Part of a data file
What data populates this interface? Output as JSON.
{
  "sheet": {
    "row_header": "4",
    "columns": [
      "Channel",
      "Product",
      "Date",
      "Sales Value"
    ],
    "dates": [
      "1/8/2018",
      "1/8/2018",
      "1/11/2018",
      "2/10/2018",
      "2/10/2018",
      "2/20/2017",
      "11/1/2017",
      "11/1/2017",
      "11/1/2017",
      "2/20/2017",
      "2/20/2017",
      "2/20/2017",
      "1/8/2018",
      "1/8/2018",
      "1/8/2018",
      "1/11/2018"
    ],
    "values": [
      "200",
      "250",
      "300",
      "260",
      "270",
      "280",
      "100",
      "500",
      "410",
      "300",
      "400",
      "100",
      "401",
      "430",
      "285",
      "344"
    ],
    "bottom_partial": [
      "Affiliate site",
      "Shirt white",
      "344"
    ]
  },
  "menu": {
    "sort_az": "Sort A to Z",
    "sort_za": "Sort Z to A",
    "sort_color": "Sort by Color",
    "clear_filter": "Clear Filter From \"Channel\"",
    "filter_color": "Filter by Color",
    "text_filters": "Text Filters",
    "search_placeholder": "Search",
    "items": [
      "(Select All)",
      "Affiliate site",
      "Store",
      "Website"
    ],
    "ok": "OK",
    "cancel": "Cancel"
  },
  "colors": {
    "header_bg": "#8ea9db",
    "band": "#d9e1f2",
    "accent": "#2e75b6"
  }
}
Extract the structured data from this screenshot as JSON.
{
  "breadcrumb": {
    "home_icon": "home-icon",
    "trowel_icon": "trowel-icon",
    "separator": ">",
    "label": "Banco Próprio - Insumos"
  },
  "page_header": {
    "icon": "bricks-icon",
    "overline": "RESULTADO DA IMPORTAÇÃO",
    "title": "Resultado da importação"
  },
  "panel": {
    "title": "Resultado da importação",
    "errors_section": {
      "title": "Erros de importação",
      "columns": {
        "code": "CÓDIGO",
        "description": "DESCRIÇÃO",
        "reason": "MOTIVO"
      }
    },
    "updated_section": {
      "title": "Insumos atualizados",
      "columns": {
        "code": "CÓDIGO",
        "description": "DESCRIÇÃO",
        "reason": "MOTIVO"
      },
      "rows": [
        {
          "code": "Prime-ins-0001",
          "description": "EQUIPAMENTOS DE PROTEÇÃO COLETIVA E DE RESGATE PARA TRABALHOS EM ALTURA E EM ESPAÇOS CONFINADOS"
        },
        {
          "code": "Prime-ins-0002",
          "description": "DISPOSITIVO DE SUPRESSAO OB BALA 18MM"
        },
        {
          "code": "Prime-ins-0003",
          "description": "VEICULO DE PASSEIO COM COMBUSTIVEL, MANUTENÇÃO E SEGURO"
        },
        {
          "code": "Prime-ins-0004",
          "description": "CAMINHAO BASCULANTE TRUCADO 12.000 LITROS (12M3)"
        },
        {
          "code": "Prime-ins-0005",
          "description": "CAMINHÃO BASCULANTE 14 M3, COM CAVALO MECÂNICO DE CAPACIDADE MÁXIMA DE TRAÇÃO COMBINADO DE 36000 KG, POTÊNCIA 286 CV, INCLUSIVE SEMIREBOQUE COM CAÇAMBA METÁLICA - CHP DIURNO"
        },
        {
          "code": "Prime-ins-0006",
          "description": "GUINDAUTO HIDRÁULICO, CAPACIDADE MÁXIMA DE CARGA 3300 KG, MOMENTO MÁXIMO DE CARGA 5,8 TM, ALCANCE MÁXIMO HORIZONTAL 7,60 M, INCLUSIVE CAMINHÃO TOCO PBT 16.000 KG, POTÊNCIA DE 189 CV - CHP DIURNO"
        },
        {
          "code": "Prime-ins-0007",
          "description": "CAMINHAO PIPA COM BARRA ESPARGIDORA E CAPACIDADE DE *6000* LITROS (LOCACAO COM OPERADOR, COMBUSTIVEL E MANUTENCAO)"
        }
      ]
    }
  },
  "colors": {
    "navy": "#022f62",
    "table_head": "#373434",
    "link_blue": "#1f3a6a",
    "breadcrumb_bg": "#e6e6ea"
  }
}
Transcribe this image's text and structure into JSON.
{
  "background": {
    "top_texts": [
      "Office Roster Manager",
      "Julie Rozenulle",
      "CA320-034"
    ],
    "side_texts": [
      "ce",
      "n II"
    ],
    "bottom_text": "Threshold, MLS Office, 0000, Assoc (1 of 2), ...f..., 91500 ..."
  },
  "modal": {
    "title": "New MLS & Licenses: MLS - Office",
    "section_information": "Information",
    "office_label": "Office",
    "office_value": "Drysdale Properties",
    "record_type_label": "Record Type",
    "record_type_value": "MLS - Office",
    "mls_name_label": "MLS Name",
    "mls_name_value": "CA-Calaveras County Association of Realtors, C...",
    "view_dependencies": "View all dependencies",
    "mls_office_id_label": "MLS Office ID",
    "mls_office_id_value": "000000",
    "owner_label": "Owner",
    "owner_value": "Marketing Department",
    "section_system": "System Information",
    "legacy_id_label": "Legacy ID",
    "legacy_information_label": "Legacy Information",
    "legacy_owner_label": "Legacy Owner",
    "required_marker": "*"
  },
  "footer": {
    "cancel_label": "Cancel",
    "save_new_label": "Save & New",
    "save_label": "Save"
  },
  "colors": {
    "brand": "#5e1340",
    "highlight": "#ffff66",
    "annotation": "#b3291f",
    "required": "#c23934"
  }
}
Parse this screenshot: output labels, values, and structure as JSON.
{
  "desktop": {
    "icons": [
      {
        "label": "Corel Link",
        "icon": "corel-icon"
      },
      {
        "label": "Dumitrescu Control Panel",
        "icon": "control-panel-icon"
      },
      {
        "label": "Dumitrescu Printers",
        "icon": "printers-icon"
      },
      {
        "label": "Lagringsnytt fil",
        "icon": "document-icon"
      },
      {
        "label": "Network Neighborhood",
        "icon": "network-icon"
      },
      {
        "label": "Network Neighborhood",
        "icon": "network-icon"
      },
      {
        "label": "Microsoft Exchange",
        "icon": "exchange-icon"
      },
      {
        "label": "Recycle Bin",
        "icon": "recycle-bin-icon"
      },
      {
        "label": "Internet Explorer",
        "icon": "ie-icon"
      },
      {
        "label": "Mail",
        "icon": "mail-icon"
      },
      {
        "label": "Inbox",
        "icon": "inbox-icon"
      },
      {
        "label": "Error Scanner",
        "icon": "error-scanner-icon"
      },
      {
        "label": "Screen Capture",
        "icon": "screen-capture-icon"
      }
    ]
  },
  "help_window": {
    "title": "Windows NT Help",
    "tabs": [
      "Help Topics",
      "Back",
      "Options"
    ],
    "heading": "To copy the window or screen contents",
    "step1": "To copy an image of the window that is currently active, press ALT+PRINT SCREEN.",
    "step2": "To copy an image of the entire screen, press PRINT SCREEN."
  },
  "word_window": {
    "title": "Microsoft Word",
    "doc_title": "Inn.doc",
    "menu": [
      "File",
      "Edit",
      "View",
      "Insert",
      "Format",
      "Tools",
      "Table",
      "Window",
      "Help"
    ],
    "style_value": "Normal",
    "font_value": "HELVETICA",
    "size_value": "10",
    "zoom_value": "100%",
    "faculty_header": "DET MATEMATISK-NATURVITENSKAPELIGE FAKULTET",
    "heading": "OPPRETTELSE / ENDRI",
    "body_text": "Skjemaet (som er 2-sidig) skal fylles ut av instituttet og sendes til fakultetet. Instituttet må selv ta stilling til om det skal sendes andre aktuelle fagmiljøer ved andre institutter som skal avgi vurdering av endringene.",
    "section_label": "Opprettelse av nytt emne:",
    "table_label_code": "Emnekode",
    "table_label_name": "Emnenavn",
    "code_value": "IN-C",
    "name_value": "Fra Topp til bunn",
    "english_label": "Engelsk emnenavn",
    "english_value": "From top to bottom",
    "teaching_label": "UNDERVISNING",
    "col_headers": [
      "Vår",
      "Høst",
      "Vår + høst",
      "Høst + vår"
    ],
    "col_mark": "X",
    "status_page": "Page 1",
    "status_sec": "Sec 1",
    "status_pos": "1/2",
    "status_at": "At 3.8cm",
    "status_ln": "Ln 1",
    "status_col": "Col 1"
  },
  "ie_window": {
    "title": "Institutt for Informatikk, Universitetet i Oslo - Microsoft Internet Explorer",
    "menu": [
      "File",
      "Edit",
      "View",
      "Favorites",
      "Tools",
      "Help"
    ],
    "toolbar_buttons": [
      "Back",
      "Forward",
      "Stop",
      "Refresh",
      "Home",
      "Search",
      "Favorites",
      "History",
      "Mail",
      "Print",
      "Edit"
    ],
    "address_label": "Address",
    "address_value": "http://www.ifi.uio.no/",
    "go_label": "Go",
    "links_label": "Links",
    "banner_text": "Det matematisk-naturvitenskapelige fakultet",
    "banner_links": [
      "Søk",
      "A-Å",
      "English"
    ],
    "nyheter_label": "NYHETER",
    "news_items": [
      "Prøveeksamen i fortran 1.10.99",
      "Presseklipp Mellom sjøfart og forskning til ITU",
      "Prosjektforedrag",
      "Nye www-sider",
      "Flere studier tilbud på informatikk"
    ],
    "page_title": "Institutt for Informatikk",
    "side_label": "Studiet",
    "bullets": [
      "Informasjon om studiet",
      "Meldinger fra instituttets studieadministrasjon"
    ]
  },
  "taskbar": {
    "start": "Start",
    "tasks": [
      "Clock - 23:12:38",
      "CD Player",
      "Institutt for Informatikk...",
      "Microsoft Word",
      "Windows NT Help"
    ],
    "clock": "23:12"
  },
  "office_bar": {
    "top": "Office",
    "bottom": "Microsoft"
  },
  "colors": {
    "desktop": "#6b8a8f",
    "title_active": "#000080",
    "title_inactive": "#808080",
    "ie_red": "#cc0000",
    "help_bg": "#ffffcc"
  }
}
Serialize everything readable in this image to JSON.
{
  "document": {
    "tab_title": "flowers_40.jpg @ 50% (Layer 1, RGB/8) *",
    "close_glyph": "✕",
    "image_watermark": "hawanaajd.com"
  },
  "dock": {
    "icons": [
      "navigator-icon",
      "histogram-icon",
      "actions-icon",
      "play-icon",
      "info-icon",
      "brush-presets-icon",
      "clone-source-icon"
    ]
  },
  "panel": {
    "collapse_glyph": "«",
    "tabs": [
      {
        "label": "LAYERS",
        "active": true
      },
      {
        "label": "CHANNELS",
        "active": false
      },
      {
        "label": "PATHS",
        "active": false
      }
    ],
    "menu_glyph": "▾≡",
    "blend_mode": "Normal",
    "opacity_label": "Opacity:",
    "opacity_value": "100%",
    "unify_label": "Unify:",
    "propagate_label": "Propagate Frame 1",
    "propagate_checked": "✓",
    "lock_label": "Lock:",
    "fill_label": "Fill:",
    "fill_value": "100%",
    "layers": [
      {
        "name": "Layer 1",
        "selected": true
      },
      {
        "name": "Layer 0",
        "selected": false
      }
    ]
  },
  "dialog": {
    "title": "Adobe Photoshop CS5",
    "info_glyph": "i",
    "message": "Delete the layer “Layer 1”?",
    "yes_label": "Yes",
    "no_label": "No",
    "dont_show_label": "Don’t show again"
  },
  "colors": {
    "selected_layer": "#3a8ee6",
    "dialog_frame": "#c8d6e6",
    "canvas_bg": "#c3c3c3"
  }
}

Written request - Where a line above contains the word "Information", copy that line.

Final result -
    "section_information": "Information",
    "section_system": "System Information",
    "legacy_information_label": "Legacy Information",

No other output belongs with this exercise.